━━ Supplied entries
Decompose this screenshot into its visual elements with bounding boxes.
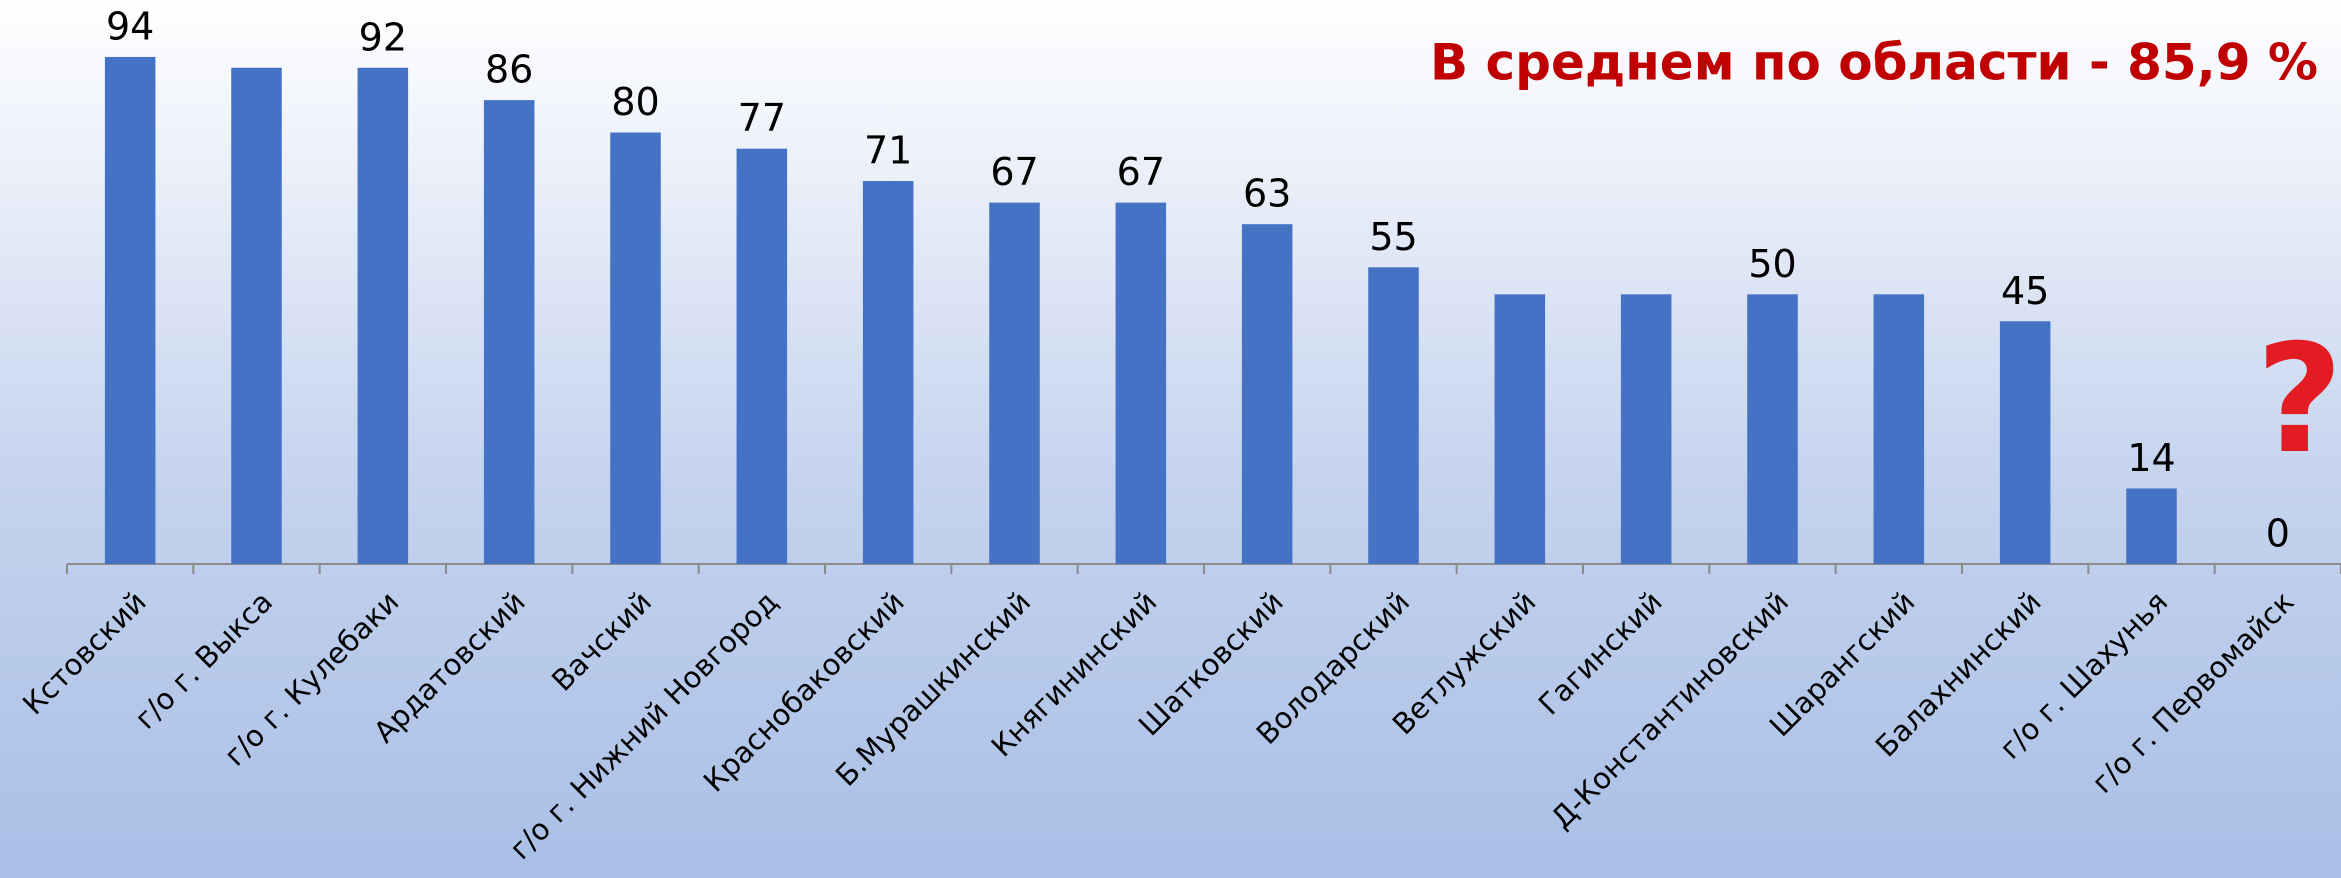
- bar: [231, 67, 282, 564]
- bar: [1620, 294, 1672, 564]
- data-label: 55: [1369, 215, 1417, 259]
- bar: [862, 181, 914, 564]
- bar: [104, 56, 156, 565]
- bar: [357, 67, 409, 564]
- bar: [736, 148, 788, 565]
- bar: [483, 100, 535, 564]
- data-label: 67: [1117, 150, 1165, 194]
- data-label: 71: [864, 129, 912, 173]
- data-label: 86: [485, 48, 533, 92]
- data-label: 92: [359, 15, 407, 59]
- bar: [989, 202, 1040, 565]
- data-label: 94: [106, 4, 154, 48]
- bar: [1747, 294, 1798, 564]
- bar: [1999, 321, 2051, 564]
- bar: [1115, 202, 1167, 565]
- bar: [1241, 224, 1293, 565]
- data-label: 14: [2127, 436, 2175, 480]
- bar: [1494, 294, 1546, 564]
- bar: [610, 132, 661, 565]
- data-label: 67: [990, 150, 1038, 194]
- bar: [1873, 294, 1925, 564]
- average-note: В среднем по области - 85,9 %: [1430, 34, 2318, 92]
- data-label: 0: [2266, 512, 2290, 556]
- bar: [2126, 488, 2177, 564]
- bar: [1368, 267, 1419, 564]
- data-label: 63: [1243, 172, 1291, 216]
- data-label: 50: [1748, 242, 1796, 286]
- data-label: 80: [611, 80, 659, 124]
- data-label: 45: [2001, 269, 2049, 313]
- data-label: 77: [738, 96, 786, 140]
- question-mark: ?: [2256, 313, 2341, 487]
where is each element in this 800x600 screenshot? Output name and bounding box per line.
━━━━
Reproduce every one of the records above word for word, leaving out the pictures.

Decompose this screenshot into its visual elements with bounding boxes.
- bar: [231, 67, 282, 564]
- bar: [1620, 294, 1672, 564]
- data-label: 55: [1369, 215, 1417, 259]
- bar: [862, 181, 914, 564]
- bar: [104, 56, 156, 565]
- bar: [357, 67, 409, 564]
- bar: [736, 148, 788, 565]
- bar: [483, 100, 535, 564]
- data-label: 67: [1117, 150, 1165, 194]
- data-label: 71: [864, 129, 912, 173]
- data-label: 86: [485, 48, 533, 92]
- data-label: 92: [359, 15, 407, 59]
- bar: [989, 202, 1040, 565]
- data-label: 94: [106, 4, 154, 48]
- bar: [1747, 294, 1798, 564]
- bar: [1999, 321, 2051, 564]
- bar: [1115, 202, 1167, 565]
- bar: [1241, 224, 1293, 565]
- data-label: 14: [2127, 436, 2175, 480]
- bar: [1494, 294, 1546, 564]
- bar: [610, 132, 661, 565]
- data-label: 67: [990, 150, 1038, 194]
- bar: [1873, 294, 1925, 564]
- average-note: В среднем по области - 85,9 %: [1430, 34, 2318, 92]
- data-label: 0: [2266, 512, 2290, 556]
- bar: [2126, 488, 2177, 564]
- bar: [1368, 267, 1419, 564]
- data-label: 63: [1243, 172, 1291, 216]
- data-label: 50: [1748, 242, 1796, 286]
- data-label: 80: [611, 80, 659, 124]
- data-label: 45: [2001, 269, 2049, 313]
- data-label: 77: [738, 96, 786, 140]
- question-mark: ?: [2256, 313, 2341, 487]
where is each element in this 800x600 screenshot? Output name and bounding box per line.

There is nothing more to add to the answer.